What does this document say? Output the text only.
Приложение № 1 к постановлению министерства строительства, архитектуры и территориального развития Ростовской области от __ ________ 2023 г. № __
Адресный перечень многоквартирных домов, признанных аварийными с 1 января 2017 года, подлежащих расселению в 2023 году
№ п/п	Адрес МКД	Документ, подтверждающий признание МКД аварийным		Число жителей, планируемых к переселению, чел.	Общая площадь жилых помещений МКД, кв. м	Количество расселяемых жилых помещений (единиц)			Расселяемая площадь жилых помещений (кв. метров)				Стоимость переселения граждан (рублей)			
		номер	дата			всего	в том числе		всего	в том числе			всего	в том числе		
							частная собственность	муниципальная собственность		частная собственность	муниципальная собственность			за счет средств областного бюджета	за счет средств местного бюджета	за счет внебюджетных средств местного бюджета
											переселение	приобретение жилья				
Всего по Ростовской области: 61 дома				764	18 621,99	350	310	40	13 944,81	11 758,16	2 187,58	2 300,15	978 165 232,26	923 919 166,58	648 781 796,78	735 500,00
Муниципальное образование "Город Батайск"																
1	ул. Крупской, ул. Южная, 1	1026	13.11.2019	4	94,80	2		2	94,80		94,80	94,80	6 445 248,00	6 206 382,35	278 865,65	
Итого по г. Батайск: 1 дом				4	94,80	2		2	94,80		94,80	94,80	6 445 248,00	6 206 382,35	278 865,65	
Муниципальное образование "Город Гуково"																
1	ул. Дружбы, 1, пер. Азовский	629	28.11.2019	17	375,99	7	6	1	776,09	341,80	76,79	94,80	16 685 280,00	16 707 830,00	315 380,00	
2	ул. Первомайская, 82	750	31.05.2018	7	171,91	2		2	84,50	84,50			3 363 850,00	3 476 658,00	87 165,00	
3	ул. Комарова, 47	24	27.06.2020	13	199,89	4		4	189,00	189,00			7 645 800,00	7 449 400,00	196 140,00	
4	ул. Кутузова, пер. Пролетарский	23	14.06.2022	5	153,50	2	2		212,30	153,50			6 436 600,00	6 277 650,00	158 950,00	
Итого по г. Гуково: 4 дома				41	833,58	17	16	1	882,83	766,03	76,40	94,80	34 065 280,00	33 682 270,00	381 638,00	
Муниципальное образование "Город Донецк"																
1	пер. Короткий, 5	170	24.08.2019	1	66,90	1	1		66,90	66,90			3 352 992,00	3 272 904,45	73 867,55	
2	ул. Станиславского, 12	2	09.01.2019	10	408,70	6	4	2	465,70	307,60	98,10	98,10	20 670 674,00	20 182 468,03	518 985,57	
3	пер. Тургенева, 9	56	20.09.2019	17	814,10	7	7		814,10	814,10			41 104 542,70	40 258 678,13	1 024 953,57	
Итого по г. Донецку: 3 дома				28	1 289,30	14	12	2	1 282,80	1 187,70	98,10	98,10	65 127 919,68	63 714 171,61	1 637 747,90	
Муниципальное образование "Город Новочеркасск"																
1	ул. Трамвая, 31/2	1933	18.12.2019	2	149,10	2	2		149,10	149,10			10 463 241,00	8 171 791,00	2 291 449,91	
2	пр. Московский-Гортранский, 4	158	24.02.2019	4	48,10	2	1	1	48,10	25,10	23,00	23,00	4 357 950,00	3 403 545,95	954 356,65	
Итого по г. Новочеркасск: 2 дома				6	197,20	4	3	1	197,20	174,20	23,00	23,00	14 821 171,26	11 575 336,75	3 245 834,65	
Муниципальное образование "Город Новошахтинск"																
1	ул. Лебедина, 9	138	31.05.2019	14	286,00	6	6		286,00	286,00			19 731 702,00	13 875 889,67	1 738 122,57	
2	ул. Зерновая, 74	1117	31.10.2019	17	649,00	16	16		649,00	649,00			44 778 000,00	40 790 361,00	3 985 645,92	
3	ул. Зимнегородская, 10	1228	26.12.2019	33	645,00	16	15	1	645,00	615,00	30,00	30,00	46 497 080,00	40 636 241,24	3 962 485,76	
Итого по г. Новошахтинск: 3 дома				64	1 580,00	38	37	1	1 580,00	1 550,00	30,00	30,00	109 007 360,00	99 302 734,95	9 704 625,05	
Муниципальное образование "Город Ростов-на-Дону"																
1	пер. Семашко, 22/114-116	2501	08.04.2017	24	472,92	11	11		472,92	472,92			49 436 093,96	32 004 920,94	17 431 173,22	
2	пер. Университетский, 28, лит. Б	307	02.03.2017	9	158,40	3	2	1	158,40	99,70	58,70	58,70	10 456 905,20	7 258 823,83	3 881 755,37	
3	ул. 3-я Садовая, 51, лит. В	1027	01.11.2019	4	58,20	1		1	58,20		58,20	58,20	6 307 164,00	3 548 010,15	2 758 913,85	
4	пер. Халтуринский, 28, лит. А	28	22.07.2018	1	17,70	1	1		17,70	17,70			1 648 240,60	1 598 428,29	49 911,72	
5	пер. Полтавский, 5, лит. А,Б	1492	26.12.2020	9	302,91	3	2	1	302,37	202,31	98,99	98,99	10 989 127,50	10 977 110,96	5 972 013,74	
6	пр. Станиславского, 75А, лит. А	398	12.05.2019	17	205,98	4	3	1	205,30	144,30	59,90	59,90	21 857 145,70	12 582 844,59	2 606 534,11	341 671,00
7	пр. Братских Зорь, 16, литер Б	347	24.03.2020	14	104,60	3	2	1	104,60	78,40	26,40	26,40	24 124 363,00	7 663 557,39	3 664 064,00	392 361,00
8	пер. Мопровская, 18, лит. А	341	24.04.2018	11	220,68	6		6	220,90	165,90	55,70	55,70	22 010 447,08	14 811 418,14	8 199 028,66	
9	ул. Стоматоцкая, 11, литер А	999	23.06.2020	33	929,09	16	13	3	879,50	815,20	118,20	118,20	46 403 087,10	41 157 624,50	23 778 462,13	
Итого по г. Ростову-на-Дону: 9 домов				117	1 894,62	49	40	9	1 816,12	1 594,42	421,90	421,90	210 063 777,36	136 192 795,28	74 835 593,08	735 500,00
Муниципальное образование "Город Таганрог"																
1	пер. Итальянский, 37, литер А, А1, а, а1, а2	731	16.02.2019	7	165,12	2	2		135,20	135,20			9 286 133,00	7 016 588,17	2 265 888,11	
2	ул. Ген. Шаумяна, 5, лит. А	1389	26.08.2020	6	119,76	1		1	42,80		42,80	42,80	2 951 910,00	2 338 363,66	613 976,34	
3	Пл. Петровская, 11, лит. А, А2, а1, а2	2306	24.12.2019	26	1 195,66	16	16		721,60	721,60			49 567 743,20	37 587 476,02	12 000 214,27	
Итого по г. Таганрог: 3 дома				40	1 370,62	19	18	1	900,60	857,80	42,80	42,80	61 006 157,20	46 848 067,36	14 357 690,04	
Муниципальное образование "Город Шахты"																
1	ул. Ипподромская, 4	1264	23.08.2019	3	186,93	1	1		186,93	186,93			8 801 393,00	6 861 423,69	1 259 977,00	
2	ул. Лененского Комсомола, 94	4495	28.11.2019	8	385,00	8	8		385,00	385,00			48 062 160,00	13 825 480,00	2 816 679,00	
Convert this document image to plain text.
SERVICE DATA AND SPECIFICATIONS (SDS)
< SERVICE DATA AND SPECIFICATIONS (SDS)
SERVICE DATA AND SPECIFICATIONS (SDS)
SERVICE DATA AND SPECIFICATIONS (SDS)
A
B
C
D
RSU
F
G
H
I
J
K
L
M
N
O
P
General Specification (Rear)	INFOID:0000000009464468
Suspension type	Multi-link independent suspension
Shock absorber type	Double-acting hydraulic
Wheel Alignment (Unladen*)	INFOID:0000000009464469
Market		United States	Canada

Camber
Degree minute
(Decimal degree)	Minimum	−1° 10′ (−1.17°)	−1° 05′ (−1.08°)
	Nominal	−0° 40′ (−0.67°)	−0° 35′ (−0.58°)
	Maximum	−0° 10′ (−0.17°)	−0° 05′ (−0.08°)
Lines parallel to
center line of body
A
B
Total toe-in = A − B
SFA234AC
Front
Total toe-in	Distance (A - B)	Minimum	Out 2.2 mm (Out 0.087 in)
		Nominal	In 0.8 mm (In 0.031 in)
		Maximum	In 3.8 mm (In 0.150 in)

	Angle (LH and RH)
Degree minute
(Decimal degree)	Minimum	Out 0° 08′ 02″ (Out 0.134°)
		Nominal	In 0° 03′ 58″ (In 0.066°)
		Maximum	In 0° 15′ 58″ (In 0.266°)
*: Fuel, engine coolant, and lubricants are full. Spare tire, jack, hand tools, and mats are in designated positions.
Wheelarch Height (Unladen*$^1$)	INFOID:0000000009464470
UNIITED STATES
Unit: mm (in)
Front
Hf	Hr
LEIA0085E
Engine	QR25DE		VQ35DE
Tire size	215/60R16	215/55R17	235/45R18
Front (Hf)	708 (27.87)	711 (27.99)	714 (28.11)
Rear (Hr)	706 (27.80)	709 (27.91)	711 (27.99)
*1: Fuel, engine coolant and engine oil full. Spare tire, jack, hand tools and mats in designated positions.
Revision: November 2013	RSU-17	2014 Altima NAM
··········
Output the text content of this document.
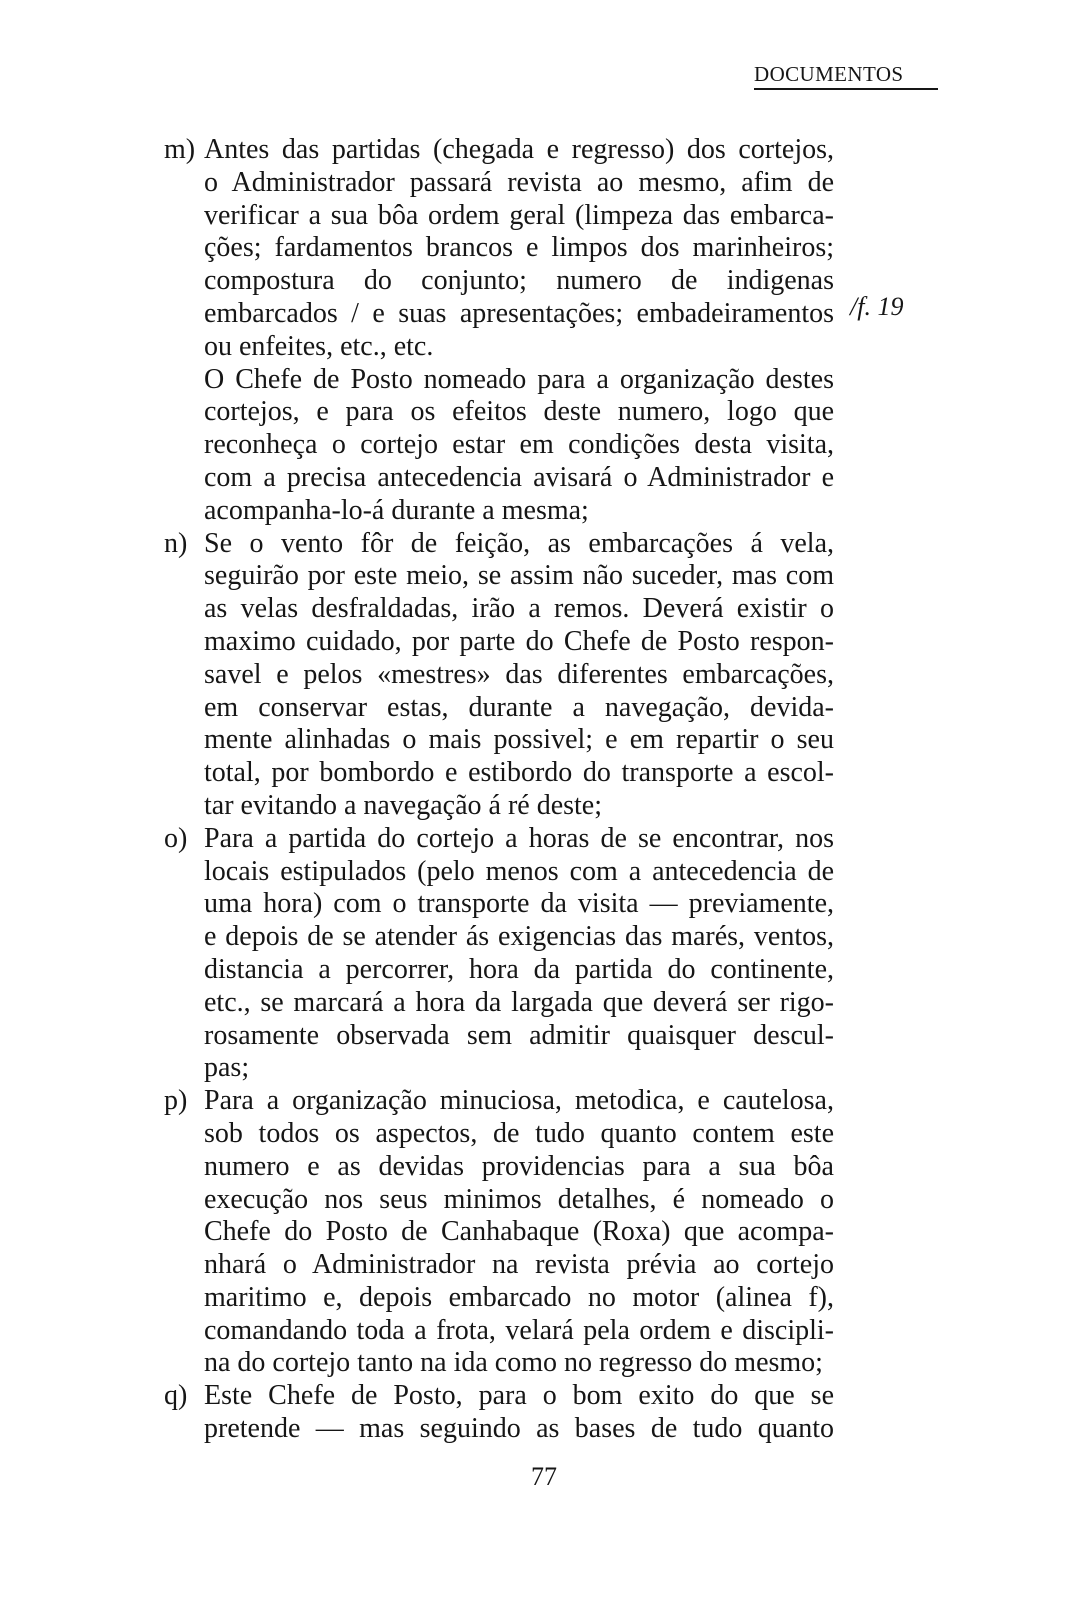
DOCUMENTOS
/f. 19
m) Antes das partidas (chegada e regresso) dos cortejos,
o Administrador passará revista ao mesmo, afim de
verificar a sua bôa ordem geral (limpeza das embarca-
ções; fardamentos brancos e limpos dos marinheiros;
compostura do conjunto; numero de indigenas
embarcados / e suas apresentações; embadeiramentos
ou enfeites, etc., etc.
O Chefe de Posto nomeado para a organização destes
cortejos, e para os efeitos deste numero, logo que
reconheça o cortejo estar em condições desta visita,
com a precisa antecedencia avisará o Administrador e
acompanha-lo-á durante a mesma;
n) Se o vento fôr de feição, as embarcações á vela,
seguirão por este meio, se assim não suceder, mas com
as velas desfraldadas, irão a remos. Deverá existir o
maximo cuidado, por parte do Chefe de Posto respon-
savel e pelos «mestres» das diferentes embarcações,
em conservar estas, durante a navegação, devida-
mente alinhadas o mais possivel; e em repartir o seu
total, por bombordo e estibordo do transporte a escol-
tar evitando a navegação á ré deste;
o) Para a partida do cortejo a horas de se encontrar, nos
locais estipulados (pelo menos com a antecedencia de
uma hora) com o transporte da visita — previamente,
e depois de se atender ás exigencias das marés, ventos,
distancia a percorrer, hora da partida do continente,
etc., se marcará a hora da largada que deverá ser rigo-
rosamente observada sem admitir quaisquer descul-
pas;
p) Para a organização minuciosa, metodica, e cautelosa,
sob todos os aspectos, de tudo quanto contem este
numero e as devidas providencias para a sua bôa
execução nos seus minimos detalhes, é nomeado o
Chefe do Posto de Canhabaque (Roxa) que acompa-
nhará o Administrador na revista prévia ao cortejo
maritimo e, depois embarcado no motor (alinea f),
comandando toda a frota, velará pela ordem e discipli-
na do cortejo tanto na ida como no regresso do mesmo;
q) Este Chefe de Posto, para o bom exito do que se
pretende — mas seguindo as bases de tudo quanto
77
··········
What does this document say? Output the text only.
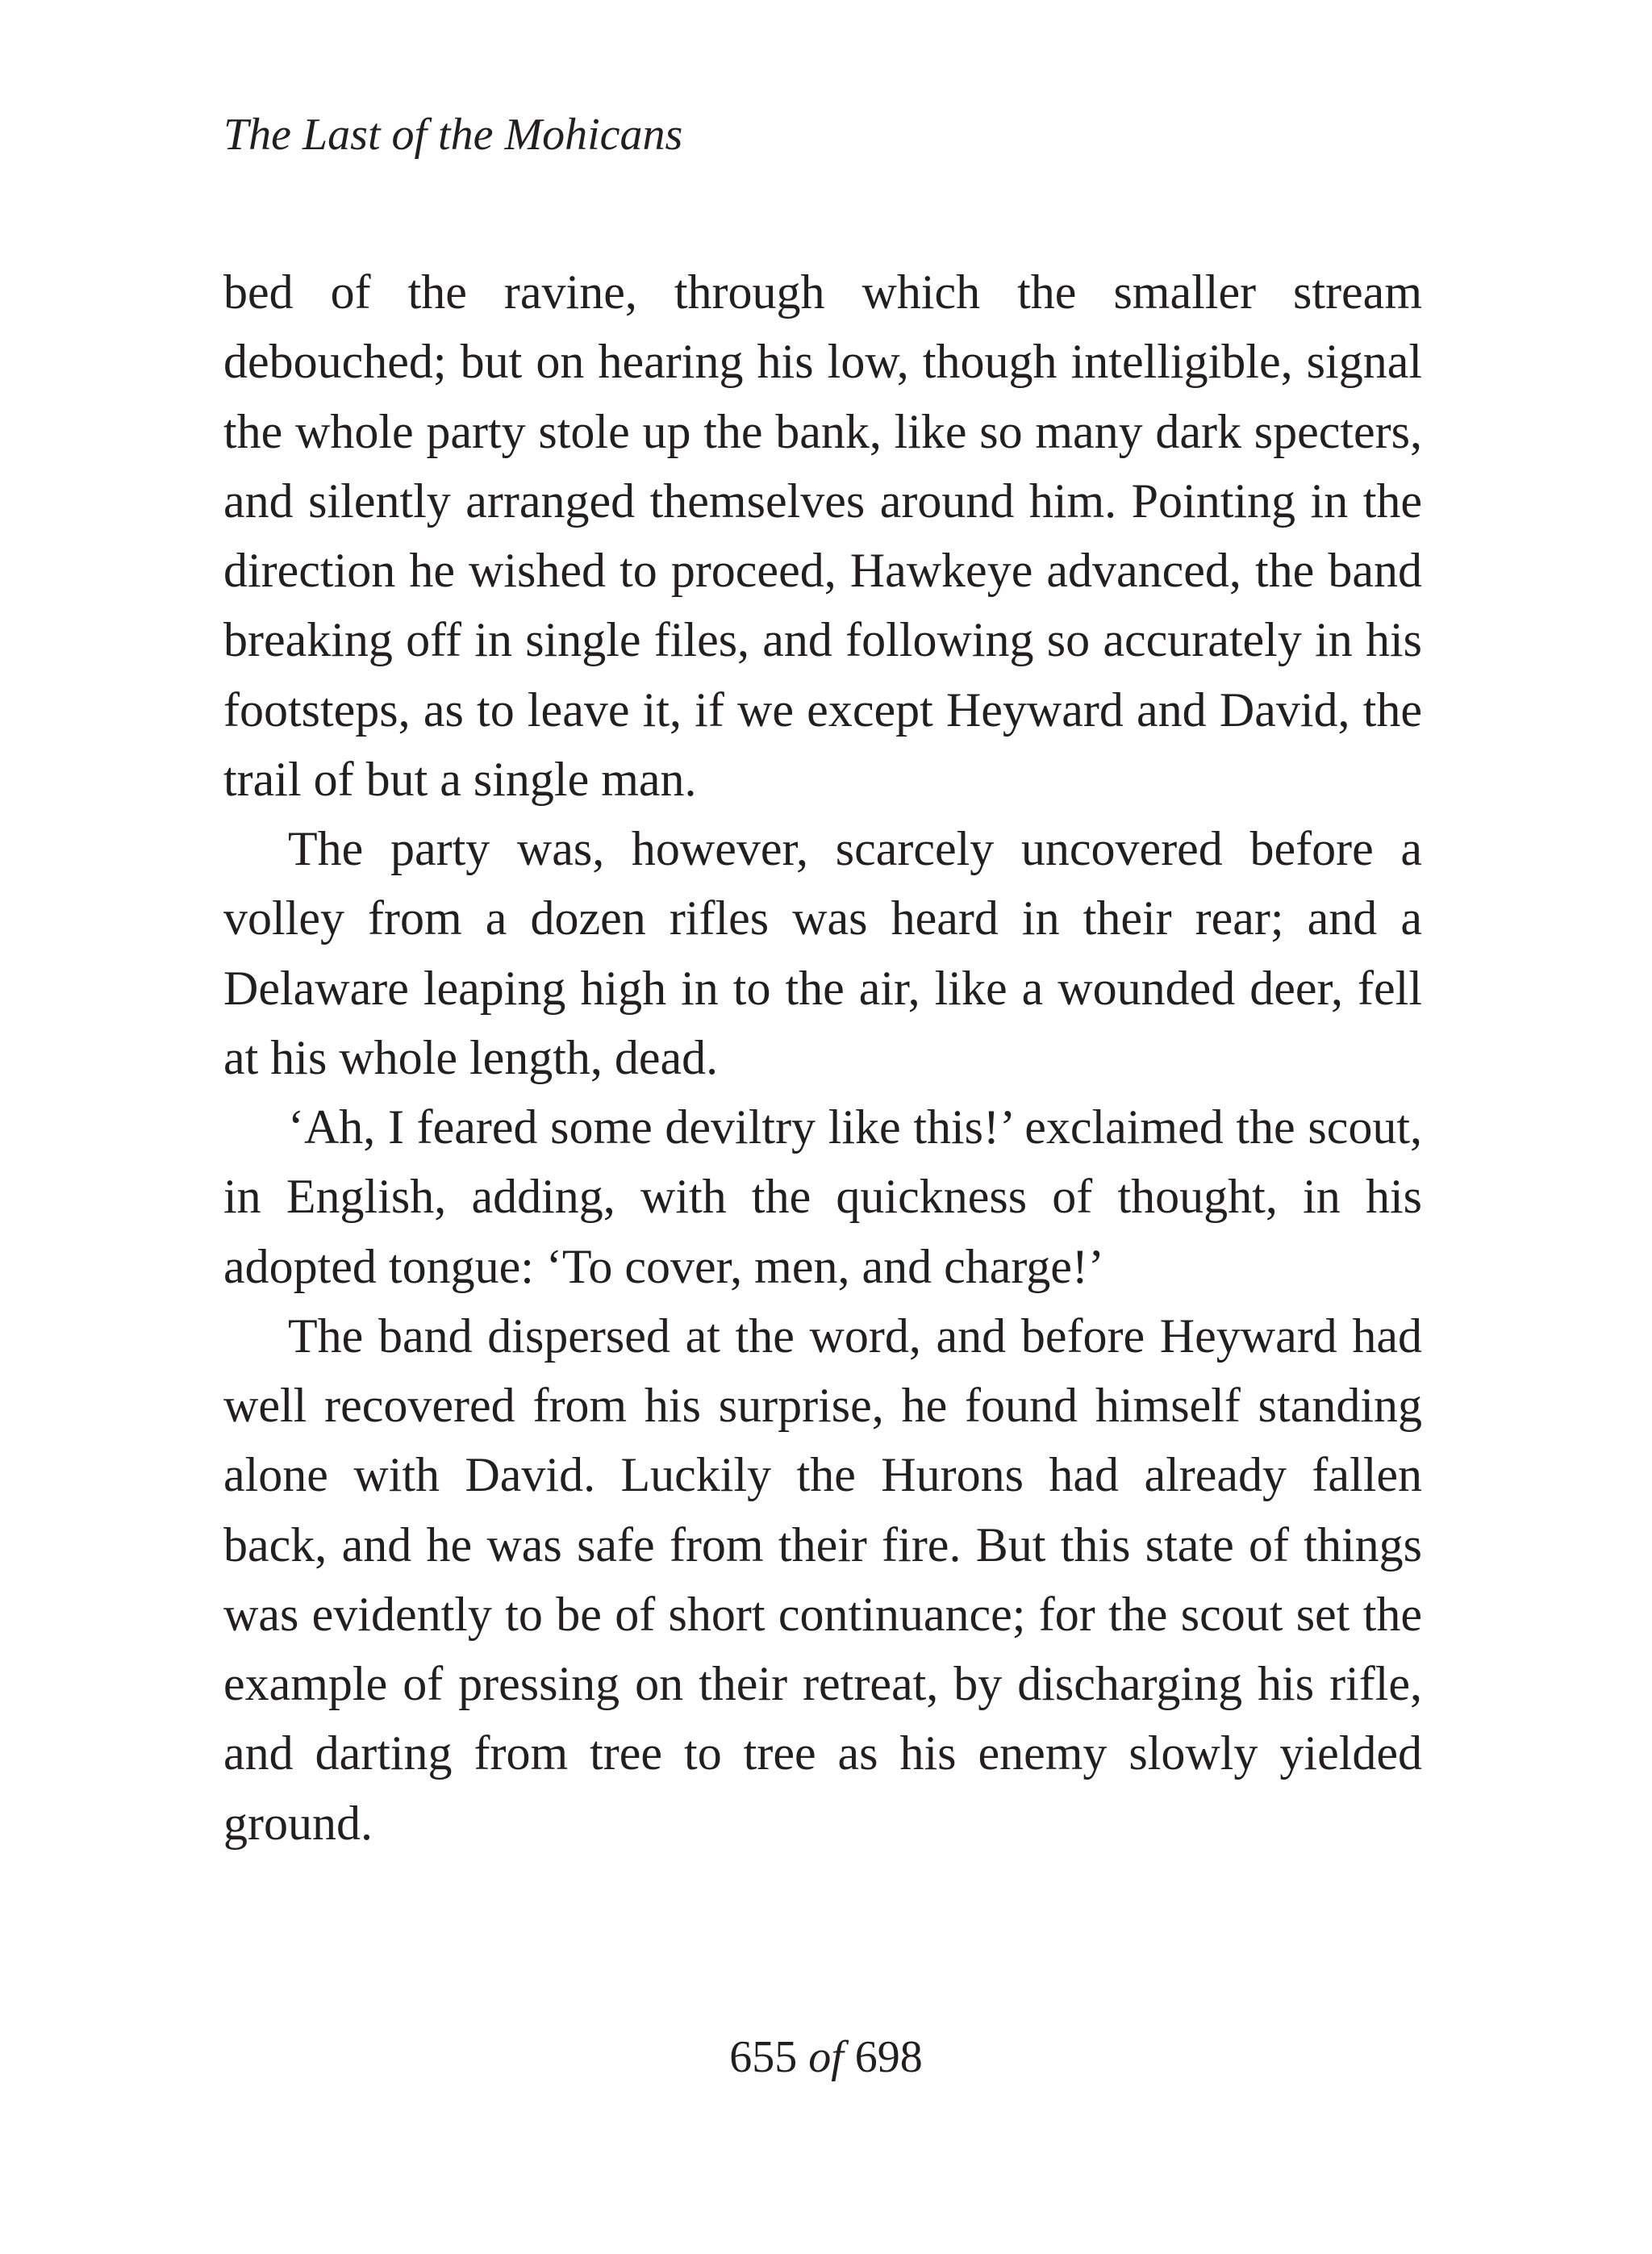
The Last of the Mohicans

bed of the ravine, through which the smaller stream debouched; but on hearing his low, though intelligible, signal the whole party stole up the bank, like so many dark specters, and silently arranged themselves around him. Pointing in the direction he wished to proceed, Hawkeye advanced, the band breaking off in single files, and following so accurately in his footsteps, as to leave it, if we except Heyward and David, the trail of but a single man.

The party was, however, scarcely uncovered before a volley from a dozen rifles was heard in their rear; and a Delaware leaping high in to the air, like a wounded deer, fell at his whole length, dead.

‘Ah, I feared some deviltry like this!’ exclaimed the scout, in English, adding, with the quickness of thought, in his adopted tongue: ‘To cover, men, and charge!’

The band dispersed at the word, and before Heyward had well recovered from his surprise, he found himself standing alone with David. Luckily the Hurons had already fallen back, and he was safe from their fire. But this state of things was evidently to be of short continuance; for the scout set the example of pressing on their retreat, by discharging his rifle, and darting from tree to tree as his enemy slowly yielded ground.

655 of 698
··········
▸ The task: Gather every line from the listing above in which "Новочеркасск" appears, and copy those lines.

▸ Response below:
Муниципальное образование "Город Новочеркасск"																
Итого по г. Новочеркасск: 2 дома				6	197,20	4	3	1	197,20	174,20	23,00	23,00	14 821 171,26	11 575 336,75	3 245 834,65	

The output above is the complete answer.